◆ QUOTED PASSAGE:
◆ ◆ ◆
Here's my approach to achieve this without using string (or f-string):

  1. Create a function to split your numbers into list of integers
  2. Merge list of both the integers containing corresponding numbers together
  3. Join the numbers in the list using multiplication by 10 to get desired final number

Step 1: Split number to list of integers

Created custom function using math.log10() which returns the list of integers from given string

from math import log10

def get_num_left_to_right(num):
    n = int(log10(num))
    for i in range(n, -1, -1):
        fac = 10**i
        x = num//fac
        yield x
        num -= x * fac

Sample run:

a, b = 123, 4567

x = list(get_num_left_to_right(a))
# where `x` holds:
# [1, 2, 3]

y = list(get_num_left_to_right(b))
# where `y` holds:
# [4, 5, 6, 7]

Step 2: Merge both the lists with corresponding number together

I am using itertools.chain and itertools.izip_longest along with list comprehension to achieve this. For example:

from itertools import izip_longest, chain

num_list = [x for x in chain(*izip_longest(x, y)) if x is not None]
# where `num_list` will hold:
# [1, 4, 2, 5, 3, 6, 7]

Step 3: Multiply the number in list by the power of 10

Finally, I am multiply the numbers in the list by the 10**(length-i-1) to get the desired position of integer in the final number

num, length = 0, len(num_list)

for i, n in enumerate(num_list):
    num += n*10**(length-i-1)
◆ ◆ ◆
◆ WHAT YOU NEED TO DO:
(a) From the walkthrough, extract the part between "Finally, I am" and "length = 0, len(num_list)", inclusive.
(b) Translate this sentence from the walkthrough into Spanish: "I am using itertools.chain and itertools.izip_longest along with list comprehension to achieve this."
(c) Answer these questions using the walkthrough:
(i) What values are given to a and b in the sample run?
(ii) Which function from the math module does the custom function in Step 1 use?
(iii) What list does num_list hold after the merge in Step 2?
◆ ◆ ◆
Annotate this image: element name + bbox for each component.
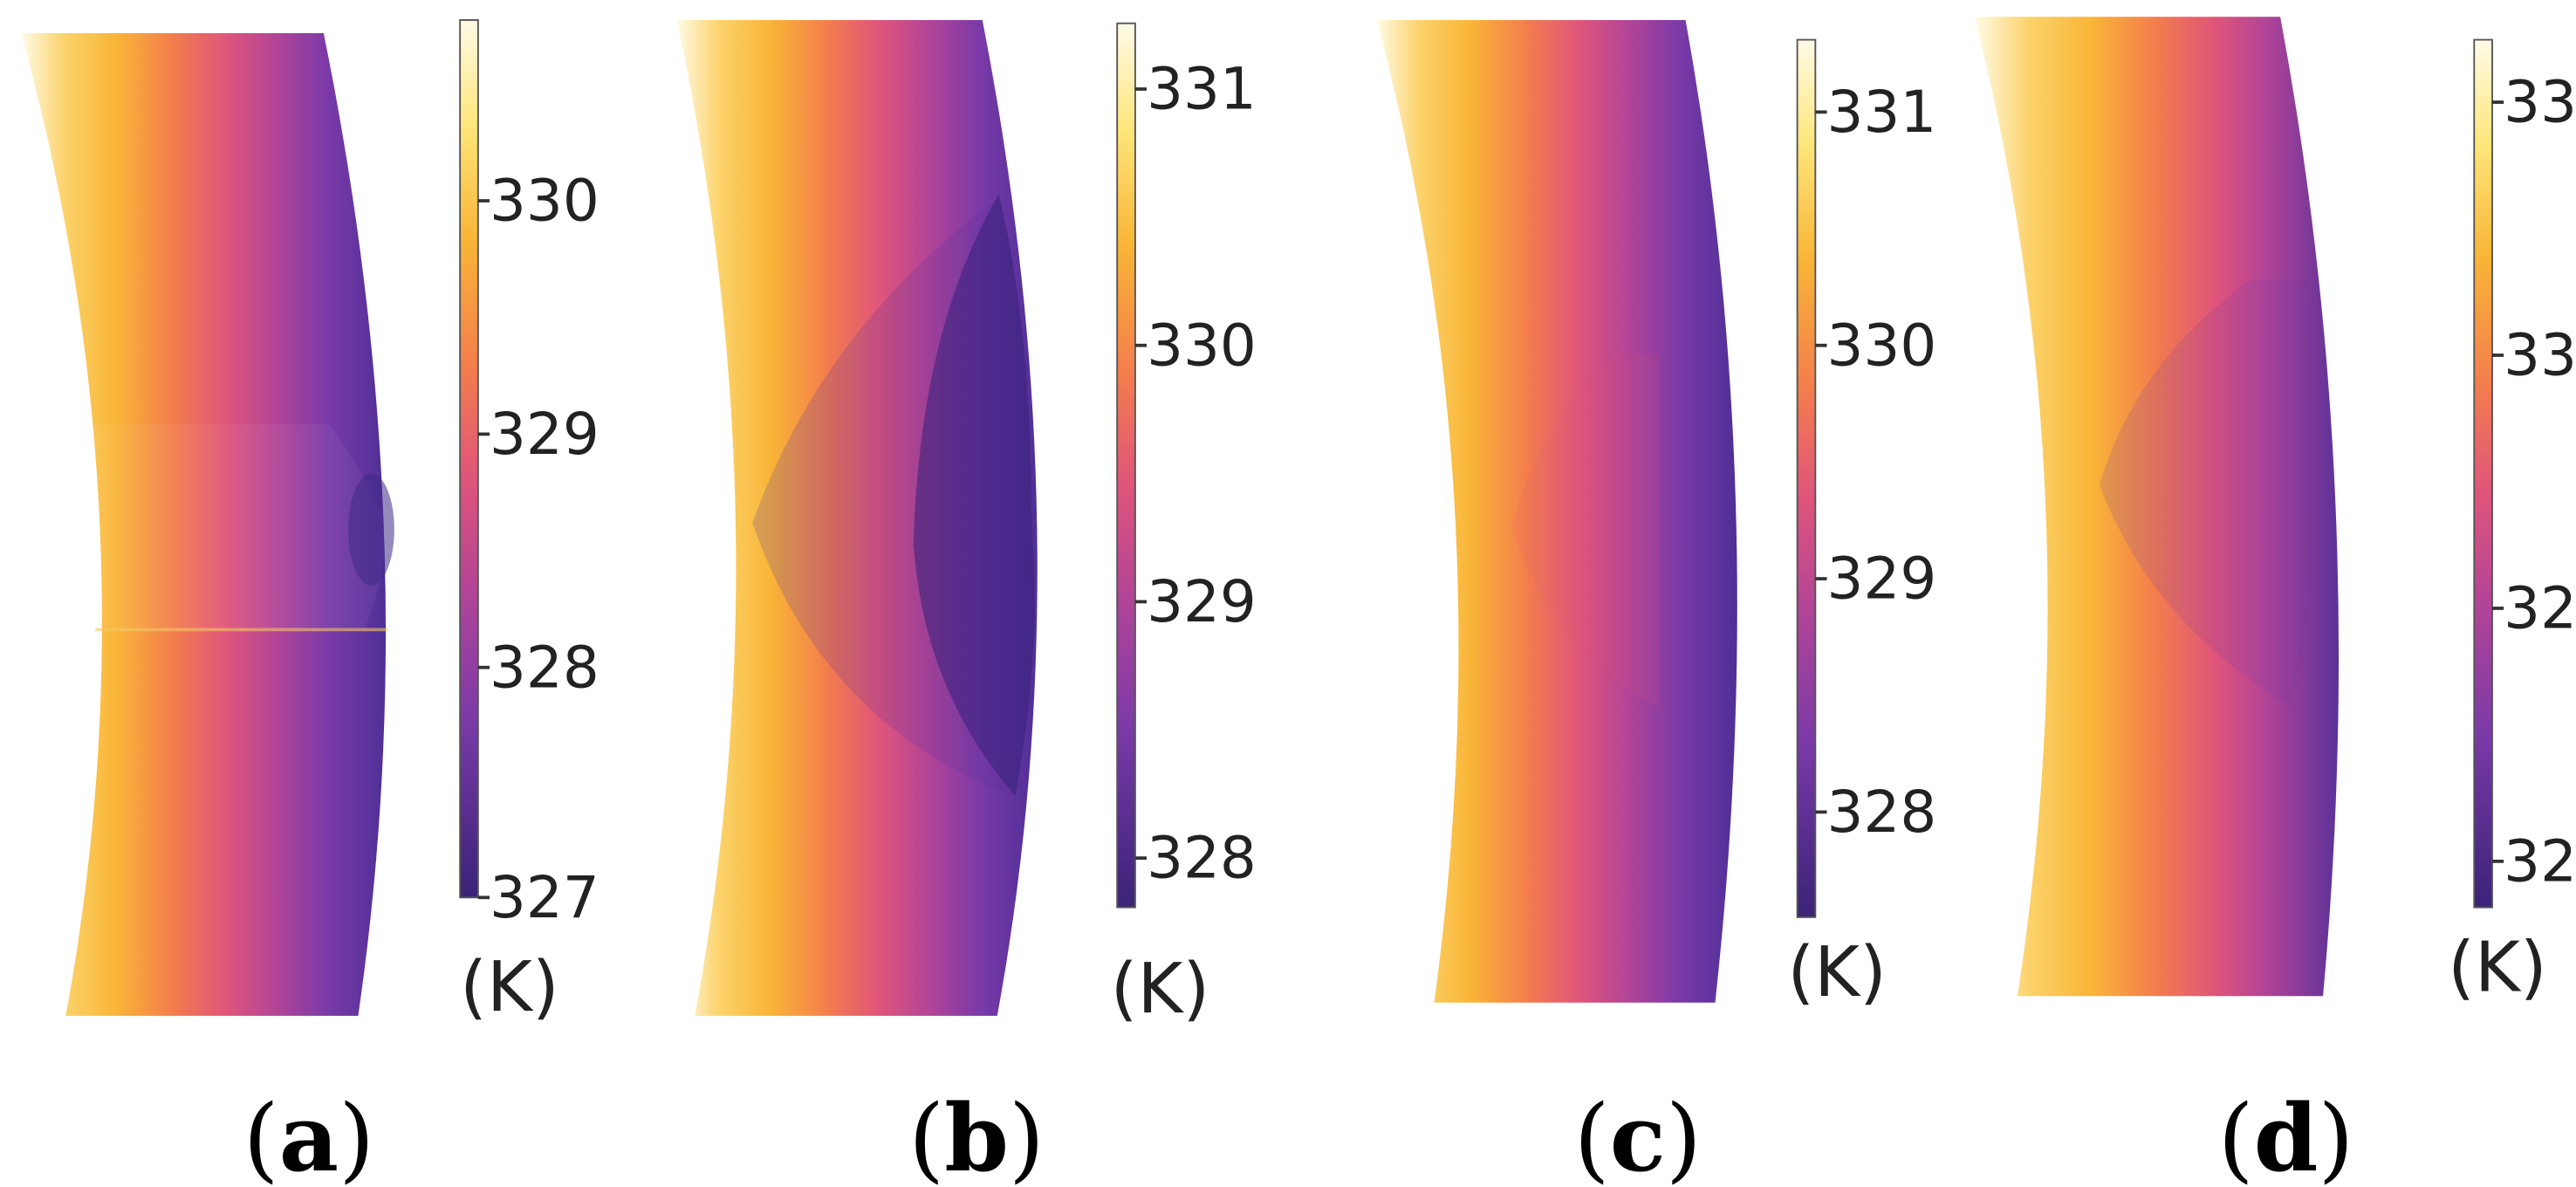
tick-label-c-3: 328 <box>1827 779 1937 846</box>
panel-d: 331 330 329 328 (K) <box>1974 17 2576 1008</box>
panel-caption-d: (d) <box>2218 1084 2354 1187</box>
colorbar-ticks-a <box>477 199 490 900</box>
tick-label-b-0: 331 <box>1147 56 1257 123</box>
panel-a: 330 329 328 327 (K) <box>21 19 599 1027</box>
colorbar-ticks-b <box>1134 87 1148 860</box>
tick-label-c-2: 329 <box>1827 545 1937 613</box>
cold-core-b <box>913 194 1035 796</box>
tick-label-a-0: 330 <box>490 168 599 235</box>
colorbar-b <box>1116 22 1136 909</box>
tick-label-b-2: 329 <box>1147 568 1257 635</box>
temperature-field-a <box>21 33 387 1016</box>
colorbar-a <box>459 19 479 899</box>
tick-label-d-2: 329 <box>2504 575 2576 642</box>
temperature-field-b <box>676 19 1038 1016</box>
panel-caption-b: (b) <box>908 1084 1045 1187</box>
colorbar-c <box>1796 38 1817 918</box>
panel-b: 331 330 329 328 (K) <box>676 19 1257 1029</box>
colorbar-ticks-c <box>1815 110 1827 814</box>
tick-label-d-1: 330 <box>2504 322 2576 389</box>
panel-caption-c: (c) <box>1574 1084 1702 1187</box>
cold-spot-a <box>348 473 394 586</box>
hot-zone-overlay-a <box>90 424 388 628</box>
unit-label-a: (K) <box>460 947 559 1027</box>
tick-label-c-0: 331 <box>1827 79 1937 146</box>
tick-label-d-0: 331 <box>2504 69 2576 136</box>
unit-label-b: (K) <box>1111 949 1210 1029</box>
tick-label-b-3: 328 <box>1147 825 1257 892</box>
colorbar-d <box>2473 38 2493 909</box>
temperature-field-d <box>1974 17 2340 997</box>
inner-isotherm-d <box>2100 279 2318 707</box>
tick-label-d-3: 328 <box>2504 827 2576 895</box>
tick-label-a-1: 329 <box>490 401 599 468</box>
tick-label-a-3: 327 <box>490 864 599 931</box>
tick-label-c-1: 330 <box>1827 312 1937 379</box>
tick-label-b-1: 330 <box>1147 312 1257 379</box>
panel-caption-a: (a) <box>243 1084 375 1187</box>
inner-isotherm-c <box>1511 353 1660 707</box>
panel-c: 331 330 329 328 (K) <box>1376 19 1937 1012</box>
tick-label-a-2: 328 <box>490 634 599 701</box>
temperature-field-c <box>1376 19 1737 1003</box>
colorbar-ticks-d <box>2491 100 2504 863</box>
unit-label-d: (K) <box>2448 928 2547 1008</box>
unit-label-c: (K) <box>1787 932 1887 1012</box>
◆ ◆ ◆
◆ ANSWERS TO THE EXERCISE:
(a)
Finally, I am multiply the numbers in the list by the 10**(length-i-1) to get the desired position of integer in the final number

num, length = 0, len(num_list)

(b) Estoy usando itertools.chain e itertools.izip_longest junto con una comprensión de listas para lograr esto.

(c)
(i) 123 and 4567
(ii) math.log10()
(iii) [1, 4, 2, 5, 3, 6, 7]